#### Work instructions
Retype all material exactly. Pictures stay out of the copy.

--- begin ---

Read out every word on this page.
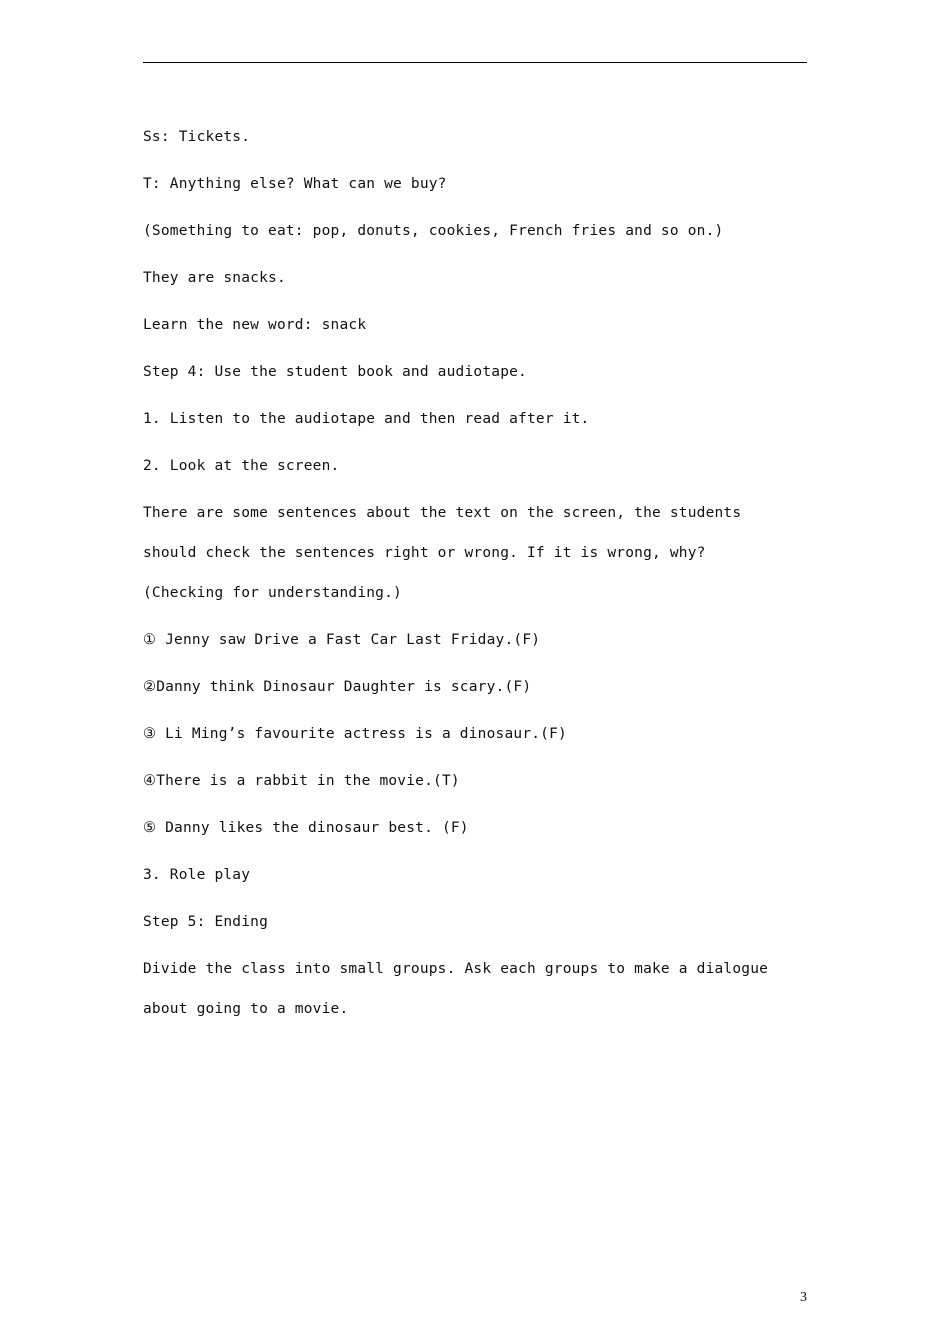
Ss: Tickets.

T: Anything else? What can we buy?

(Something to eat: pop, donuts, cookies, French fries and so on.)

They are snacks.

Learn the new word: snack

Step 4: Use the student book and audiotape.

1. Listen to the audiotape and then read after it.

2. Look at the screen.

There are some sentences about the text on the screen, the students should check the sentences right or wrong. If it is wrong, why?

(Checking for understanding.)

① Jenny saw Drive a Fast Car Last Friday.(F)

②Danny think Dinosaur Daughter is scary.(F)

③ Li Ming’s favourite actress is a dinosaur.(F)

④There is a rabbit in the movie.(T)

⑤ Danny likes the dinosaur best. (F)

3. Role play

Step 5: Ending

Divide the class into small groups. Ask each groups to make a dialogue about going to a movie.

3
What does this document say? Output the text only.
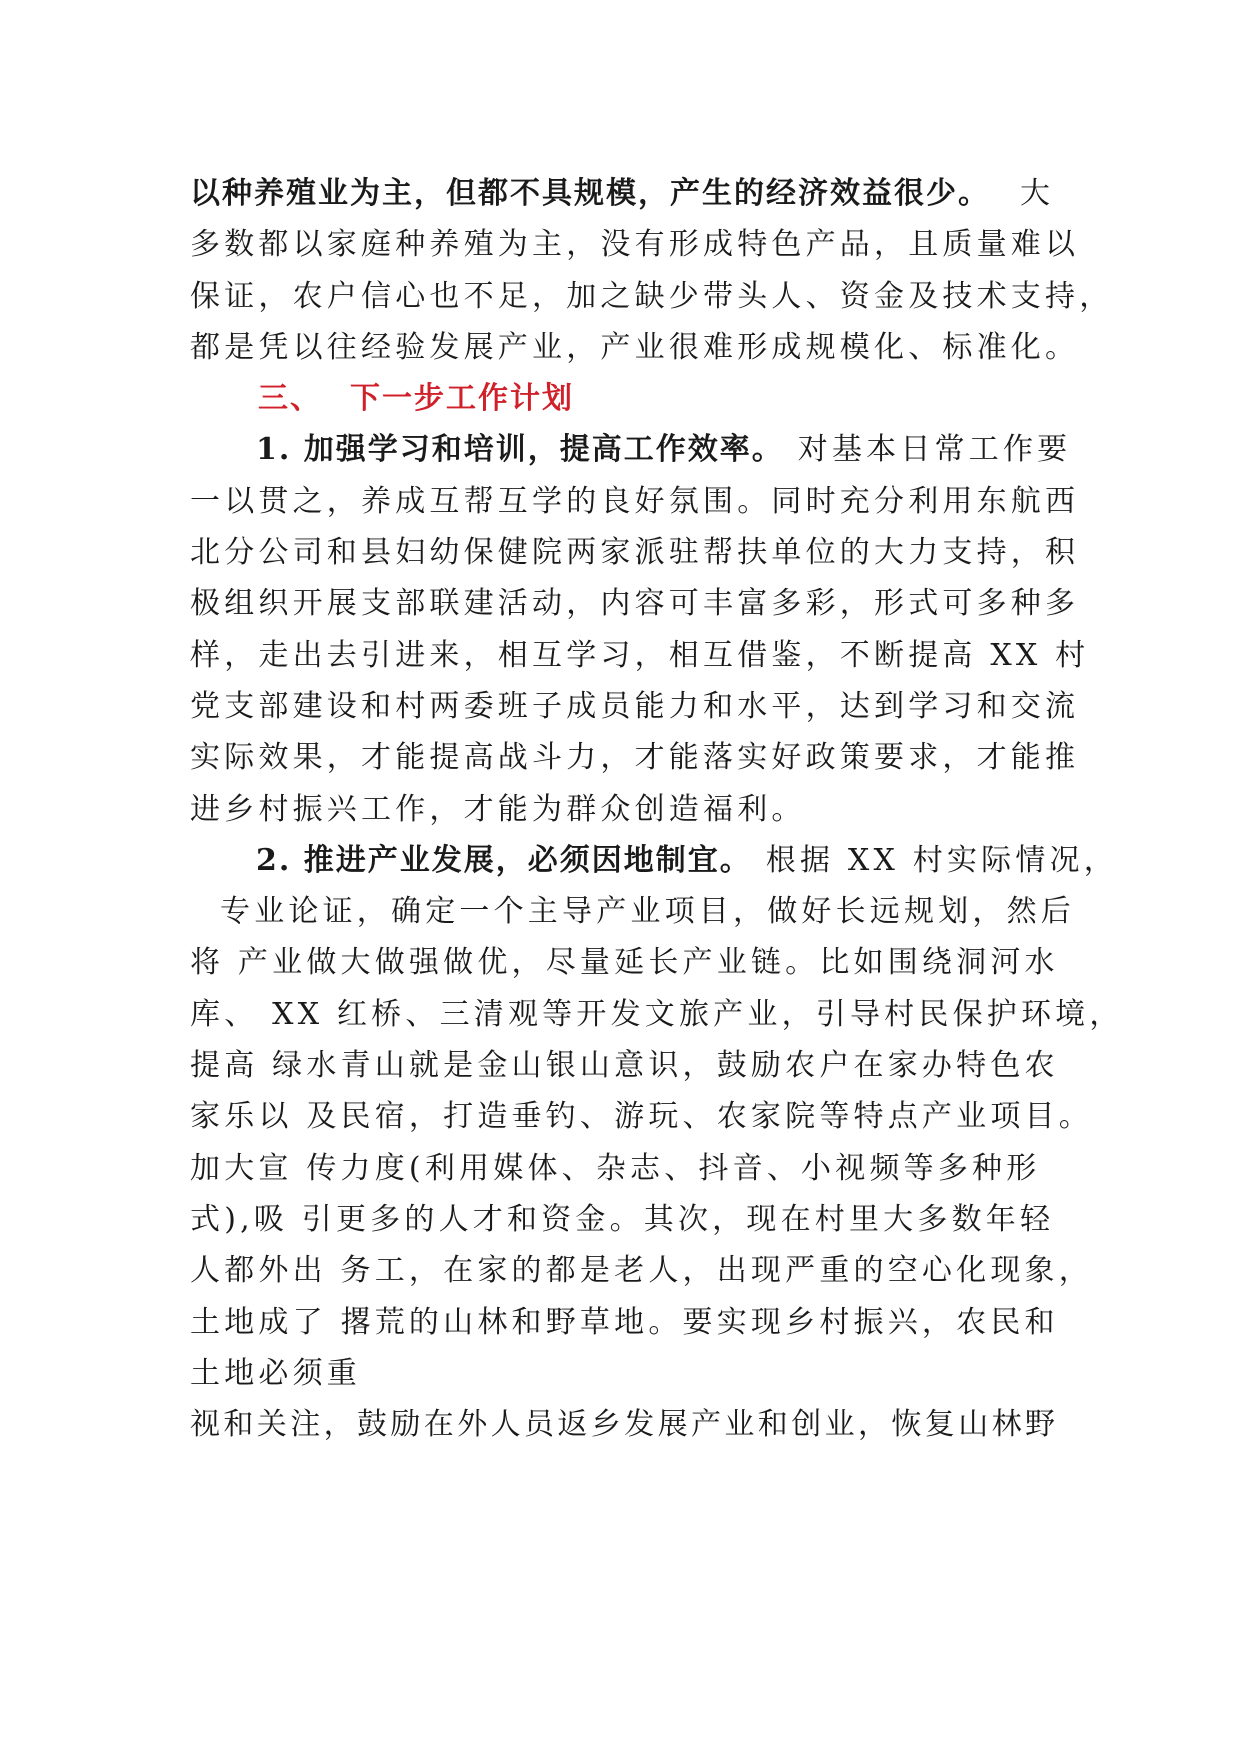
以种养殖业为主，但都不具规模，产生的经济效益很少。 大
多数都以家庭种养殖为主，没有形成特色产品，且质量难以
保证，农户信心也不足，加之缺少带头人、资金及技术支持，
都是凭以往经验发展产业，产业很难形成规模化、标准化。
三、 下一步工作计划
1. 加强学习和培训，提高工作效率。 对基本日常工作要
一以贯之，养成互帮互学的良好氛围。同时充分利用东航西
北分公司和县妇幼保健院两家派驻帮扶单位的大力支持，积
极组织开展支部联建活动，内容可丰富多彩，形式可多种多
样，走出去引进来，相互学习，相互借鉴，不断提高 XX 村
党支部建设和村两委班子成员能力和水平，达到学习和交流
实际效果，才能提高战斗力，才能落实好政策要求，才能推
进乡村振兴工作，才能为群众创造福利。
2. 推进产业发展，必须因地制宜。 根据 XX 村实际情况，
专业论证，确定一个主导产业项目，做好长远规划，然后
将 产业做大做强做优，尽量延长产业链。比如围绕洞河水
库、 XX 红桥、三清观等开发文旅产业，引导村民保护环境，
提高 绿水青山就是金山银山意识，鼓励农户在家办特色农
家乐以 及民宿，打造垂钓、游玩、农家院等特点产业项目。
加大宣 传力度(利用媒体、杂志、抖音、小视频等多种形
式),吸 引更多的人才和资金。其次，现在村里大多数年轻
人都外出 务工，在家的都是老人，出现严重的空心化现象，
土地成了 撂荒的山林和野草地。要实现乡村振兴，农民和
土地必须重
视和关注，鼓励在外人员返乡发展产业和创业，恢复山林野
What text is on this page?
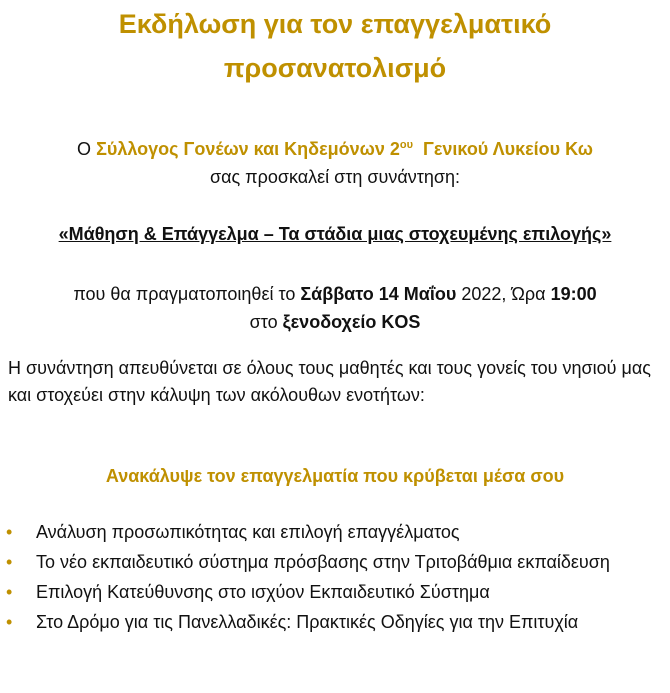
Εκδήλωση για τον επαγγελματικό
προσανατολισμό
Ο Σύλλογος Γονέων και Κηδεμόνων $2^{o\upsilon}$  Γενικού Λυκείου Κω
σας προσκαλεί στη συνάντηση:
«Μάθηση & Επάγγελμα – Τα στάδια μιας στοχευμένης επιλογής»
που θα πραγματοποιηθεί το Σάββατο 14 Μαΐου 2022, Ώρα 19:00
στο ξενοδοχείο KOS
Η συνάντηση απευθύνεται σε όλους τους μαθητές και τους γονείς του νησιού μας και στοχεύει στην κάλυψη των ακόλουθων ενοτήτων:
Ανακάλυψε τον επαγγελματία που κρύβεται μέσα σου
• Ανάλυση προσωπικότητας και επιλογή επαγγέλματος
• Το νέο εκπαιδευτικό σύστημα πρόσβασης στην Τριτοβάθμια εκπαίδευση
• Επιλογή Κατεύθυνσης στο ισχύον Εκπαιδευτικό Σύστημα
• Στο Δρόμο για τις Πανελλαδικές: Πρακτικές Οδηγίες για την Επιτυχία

--- end ---

#### The result
Read out every word on this page.
Ss: Tickets.

T: Anything else? What can we buy?

(Something to eat: pop, donuts, cookies, French fries and so on.)

They are snacks.

Learn the new word: snack

Step 4: Use the student book and audiotape.

1. Listen to the audiotape and then read after it.

2. Look at the screen.

There are some sentences about the text on the screen, the students should check the sentences right or wrong. If it is wrong, why?

(Checking for understanding.)

① Jenny saw Drive a Fast Car Last Friday.(F)

②Danny think Dinosaur Daughter is scary.(F)

③ Li Ming’s favourite actress is a dinosaur.(F)

④There is a rabbit in the movie.(T)

⑤ Danny likes the dinosaur best. (F)

3. Role play

Step 5: Ending

Divide the class into small groups. Ask each groups to make a dialogue about going to a movie.

3
What does this document say? Output the text only.
以种养殖业为主，但都不具规模，产生的经济效益很少。 大
多数都以家庭种养殖为主，没有形成特色产品，且质量难以
保证，农户信心也不足，加之缺少带头人、资金及技术支持，
都是凭以往经验发展产业，产业很难形成规模化、标准化。
三、 下一步工作计划
1. 加强学习和培训，提高工作效率。 对基本日常工作要
一以贯之，养成互帮互学的良好氛围。同时充分利用东航西
北分公司和县妇幼保健院两家派驻帮扶单位的大力支持，积
极组织开展支部联建活动，内容可丰富多彩，形式可多种多
样，走出去引进来，相互学习，相互借鉴，不断提高 XX 村
党支部建设和村两委班子成员能力和水平，达到学习和交流
实际效果，才能提高战斗力，才能落实好政策要求，才能推
进乡村振兴工作，才能为群众创造福利。
2. 推进产业发展，必须因地制宜。 根据 XX 村实际情况，
专业论证，确定一个主导产业项目，做好长远规划，然后
将 产业做大做强做优，尽量延长产业链。比如围绕洞河水
库、 XX 红桥、三清观等开发文旅产业，引导村民保护环境，
提高 绿水青山就是金山银山意识，鼓励农户在家办特色农
家乐以 及民宿，打造垂钓、游玩、农家院等特点产业项目。
加大宣 传力度(利用媒体、杂志、抖音、小视频等多种形
式),吸 引更多的人才和资金。其次，现在村里大多数年轻
人都外出 务工，在家的都是老人，出现严重的空心化现象，
土地成了 撂荒的山林和野草地。要实现乡村振兴，农民和
土地必须重
视和关注，鼓励在外人员返乡发展产业和创业，恢复山林野
What text is on this page?
Εκδήλωση για τον επαγγελματικό
προσανατολισμό
Ο Σύλλογος Γονέων και Κηδεμόνων $2^{o\upsilon}$  Γενικού Λυκείου Κω
σας προσκαλεί στη συνάντηση:
«Μάθηση & Επάγγελμα – Τα στάδια μιας στοχευμένης επιλογής»
που θα πραγματοποιηθεί το Σάββατο 14 Μαΐου 2022, Ώρα 19:00
στο ξενοδοχείο KOS
Η συνάντηση απευθύνεται σε όλους τους μαθητές και τους γονείς του νησιού μας και στοχεύει στην κάλυψη των ακόλουθων ενοτήτων:
Ανακάλυψε τον επαγγελματία που κρύβεται μέσα σου
• Ανάλυση προσωπικότητας και επιλογή επαγγέλματος
• Το νέο εκπαιδευτικό σύστημα πρόσβασης στην Τριτοβάθμια εκπαίδευση
• Επιλογή Κατεύθυνσης στο ισχύον Εκπαιδευτικό Σύστημα
• Στο Δρόμο για τις Πανελλαδικές: Πρακτικές Οδηγίες για την Επιτυχία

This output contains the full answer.